▶ _PROBLEM TO WORK ON_
Repeat the entire listing exactly.

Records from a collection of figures
--------------------

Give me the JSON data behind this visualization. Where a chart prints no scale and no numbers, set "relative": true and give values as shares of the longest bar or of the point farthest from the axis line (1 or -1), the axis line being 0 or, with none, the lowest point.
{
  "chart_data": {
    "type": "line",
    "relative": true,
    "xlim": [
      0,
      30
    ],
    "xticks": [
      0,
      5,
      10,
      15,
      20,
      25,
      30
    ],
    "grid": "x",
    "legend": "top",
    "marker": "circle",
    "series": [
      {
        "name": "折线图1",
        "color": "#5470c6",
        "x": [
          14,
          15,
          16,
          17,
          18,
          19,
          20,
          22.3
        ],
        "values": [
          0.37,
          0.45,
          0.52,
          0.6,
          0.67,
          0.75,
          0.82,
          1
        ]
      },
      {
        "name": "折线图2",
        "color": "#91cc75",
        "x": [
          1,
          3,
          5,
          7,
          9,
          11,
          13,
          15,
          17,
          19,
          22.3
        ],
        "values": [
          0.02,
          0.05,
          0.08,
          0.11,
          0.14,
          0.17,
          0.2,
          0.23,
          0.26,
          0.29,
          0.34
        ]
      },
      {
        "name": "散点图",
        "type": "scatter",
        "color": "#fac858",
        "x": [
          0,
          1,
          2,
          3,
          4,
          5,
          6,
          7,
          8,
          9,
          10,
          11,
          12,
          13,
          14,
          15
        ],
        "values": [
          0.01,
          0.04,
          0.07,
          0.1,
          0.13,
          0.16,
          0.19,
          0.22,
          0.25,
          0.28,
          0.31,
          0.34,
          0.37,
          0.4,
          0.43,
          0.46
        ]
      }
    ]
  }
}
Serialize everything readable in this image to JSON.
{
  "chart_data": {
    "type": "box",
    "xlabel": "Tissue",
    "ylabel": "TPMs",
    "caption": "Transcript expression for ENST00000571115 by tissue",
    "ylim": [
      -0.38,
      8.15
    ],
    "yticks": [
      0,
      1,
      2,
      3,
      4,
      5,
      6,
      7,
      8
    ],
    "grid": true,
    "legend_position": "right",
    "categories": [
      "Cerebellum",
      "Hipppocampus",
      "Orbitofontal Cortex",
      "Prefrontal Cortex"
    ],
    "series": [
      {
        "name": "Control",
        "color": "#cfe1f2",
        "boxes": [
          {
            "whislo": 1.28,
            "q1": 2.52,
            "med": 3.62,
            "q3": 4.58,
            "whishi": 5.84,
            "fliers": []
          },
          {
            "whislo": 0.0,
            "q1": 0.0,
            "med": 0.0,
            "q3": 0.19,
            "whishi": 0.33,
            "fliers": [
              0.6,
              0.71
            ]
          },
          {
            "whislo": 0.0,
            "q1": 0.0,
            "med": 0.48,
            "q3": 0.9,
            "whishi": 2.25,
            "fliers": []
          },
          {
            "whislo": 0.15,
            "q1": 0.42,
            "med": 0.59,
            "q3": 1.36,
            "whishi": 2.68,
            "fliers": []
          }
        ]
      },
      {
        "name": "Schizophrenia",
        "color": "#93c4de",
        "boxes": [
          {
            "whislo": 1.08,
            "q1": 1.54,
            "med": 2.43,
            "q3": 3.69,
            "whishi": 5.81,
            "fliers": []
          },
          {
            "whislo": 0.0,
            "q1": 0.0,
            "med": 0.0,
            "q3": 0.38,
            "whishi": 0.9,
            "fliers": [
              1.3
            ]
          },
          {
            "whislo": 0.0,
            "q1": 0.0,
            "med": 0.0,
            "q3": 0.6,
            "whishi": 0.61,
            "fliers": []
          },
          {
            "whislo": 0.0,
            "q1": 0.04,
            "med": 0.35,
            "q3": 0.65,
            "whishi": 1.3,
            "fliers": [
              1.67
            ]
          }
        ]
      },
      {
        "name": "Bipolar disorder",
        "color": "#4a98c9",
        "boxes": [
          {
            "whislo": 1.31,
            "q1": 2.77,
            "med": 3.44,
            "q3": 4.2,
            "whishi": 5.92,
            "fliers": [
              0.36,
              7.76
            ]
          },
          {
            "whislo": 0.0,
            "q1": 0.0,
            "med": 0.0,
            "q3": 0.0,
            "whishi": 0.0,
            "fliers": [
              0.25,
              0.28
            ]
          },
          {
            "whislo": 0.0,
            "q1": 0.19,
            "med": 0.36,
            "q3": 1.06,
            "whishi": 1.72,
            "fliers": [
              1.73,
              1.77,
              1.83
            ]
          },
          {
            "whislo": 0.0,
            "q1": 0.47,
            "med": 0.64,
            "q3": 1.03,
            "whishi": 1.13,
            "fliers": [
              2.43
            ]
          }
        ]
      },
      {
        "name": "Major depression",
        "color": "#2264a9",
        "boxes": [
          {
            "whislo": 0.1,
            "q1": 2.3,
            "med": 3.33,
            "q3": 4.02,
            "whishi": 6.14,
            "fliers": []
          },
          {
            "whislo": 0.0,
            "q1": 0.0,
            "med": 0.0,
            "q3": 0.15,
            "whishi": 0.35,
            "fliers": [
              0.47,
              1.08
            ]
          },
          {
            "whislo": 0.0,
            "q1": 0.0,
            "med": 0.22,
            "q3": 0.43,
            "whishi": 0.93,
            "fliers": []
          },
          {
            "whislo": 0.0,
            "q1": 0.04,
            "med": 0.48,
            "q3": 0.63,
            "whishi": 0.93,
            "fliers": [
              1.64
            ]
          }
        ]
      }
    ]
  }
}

--------------------

▶ _CORRECT RESULT_
Give me the JSON data behind this visualization. Where a chart prints no scale and no numbers, set "relative": true and give values as shares of the longest bar or of the point farthest from the axis line (1 or -1), the axis line being 0 or, with none, the lowest point.
{
  "chart_data": {
    "type": "line",
    "relative": true,
    "xlim": [
      0,
      30
    ],
    "xticks": [
      0,
      5,
      10,
      15,
      20,
      25,
      30
    ],
    "grid": "x",
    "legend": "top",
    "marker": "circle",
    "series": [
      {
        "name": "折线图1",
        "color": "#5470c6",
        "x": [
          14,
          15,
          16,
          17,
          18,
          19,
          20,
          22.3
        ],
        "values": [
          0.37,
          0.45,
          0.52,
          0.6,
          0.67,
          0.75,
          0.82,
          1
        ]
      },
      {
        "name": "折线图2",
        "color": "#91cc75",
        "x": [
          1,
          3,
          5,
          7,
          9,
          11,
          13,
          15,
          17,
          19,
          22.3
        ],
        "values": [
          0.02,
          0.05,
          0.08,
          0.11,
          0.14,
          0.17,
          0.2,
          0.23,
          0.26,
          0.29,
          0.34
        ]
      },
      {
        "name": "散点图",
        "type": "scatter",
        "color": "#fac858",
        "x": [
          0,
          1,
          2,
          3,
          4,
          5,
          6,
          7,
          8,
          9,
          10,
          11,
          12,
          13,
          14,
          15
        ],
        "values": [
          0.01,
          0.04,
          0.07,
          0.1,
          0.13,
          0.16,
          0.19,
          0.22,
          0.25,
          0.28,
          0.31,
          0.34,
          0.37,
          0.4,
          0.43,
          0.46
        ]
      }
    ]
  }
}
Serialize everything readable in this image to JSON.
{
  "chart_data": {
    "type": "box",
    "xlabel": "Tissue",
    "ylabel": "TPMs",
    "caption": "Transcript expression for ENST00000571115 by tissue",
    "ylim": [
      -0.38,
      8.15
    ],
    "yticks": [
      0,
      1,
      2,
      3,
      4,
      5,
      6,
      7,
      8
    ],
    "grid": true,
    "legend_position": "right",
    "categories": [
      "Cerebellum",
      "Hipppocampus",
      "Orbitofontal Cortex",
      "Prefrontal Cortex"
    ],
    "series": [
      {
        "name": "Control",
        "color": "#cfe1f2",
        "boxes": [
          {
            "whislo": 1.28,
            "q1": 2.52,
            "med": 3.62,
            "q3": 4.58,
            "whishi": 5.84,
            "fliers": []
          },
          {
            "whislo": 0.0,
            "q1": 0.0,
            "med": 0.0,
            "q3": 0.19,
            "whishi": 0.33,
            "fliers": [
              0.6,
              0.71
            ]
          },
          {
            "whislo": 0.0,
            "q1": 0.0,
            "med": 0.48,
            "q3": 0.9,
            "whishi": 2.25,
            "fliers": []
          },
          {
            "whislo": 0.15,
            "q1": 0.42,
            "med": 0.59,
            "q3": 1.36,
            "whishi": 2.68,
            "fliers": []
          }
        ]
      },
      {
        "name": "Schizophrenia",
        "color": "#93c4de",
        "boxes": [
          {
            "whislo": 1.08,
            "q1": 1.54,
            "med": 2.43,
            "q3": 3.69,
            "whishi": 5.81,
            "fliers": []
          },
          {
            "whislo": 0.0,
            "q1": 0.0,
            "med": 0.0,
            "q3": 0.38,
            "whishi": 0.9,
            "fliers": [
              1.3
            ]
          },
          {
            "whislo": 0.0,
            "q1": 0.0,
            "med": 0.0,
            "q3": 0.6,
            "whishi": 0.61,
            "fliers": []
          },
          {
            "whislo": 0.0,
            "q1": 0.04,
            "med": 0.35,
            "q3": 0.65,
            "whishi": 1.3,
            "fliers": [
              1.67
            ]
          }
        ]
      },
      {
        "name": "Bipolar disorder",
        "color": "#4a98c9",
        "boxes": [
          {
            "whislo": 1.31,
            "q1": 2.77,
            "med": 3.44,
            "q3": 4.2,
            "whishi": 5.92,
            "fliers": [
              0.36,
              7.76
            ]
          },
          {
            "whislo": 0.0,
            "q1": 0.0,
            "med": 0.0,
            "q3": 0.0,
            "whishi": 0.0,
            "fliers": [
              0.25,
              0.28
            ]
          },
          {
            "whislo": 0.0,
            "q1": 0.19,
            "med": 0.36,
            "q3": 1.06,
            "whishi": 1.72,
            "fliers": [
              1.73,
              1.77,
              1.83
            ]
          },
          {
            "whislo": 0.0,
            "q1": 0.47,
            "med": 0.64,
            "q3": 1.03,
            "whishi": 1.13,
            "fliers": [
              2.43
            ]
          }
        ]
      },
      {
        "name": "Major depression",
        "color": "#2264a9",
        "boxes": [
          {
            "whislo": 0.1,
            "q1": 2.3,
            "med": 3.33,
            "q3": 4.02,
            "whishi": 6.14,
            "fliers": []
          },
          {
            "whislo": 0.0,
            "q1": 0.0,
            "med": 0.0,
            "q3": 0.15,
            "whishi": 0.35,
            "fliers": [
              0.47,
              1.08
            ]
          },
          {
            "whislo": 0.0,
            "q1": 0.0,
            "med": 0.22,
            "q3": 0.43,
            "whishi": 0.93,
            "fliers": []
          },
          {
            "whislo": 0.0,
            "q1": 0.04,
            "med": 0.48,
            "q3": 0.63,
            "whishi": 0.93,
            "fliers": [
              1.64
            ]
          }
        ]
      }
    ]
  }
}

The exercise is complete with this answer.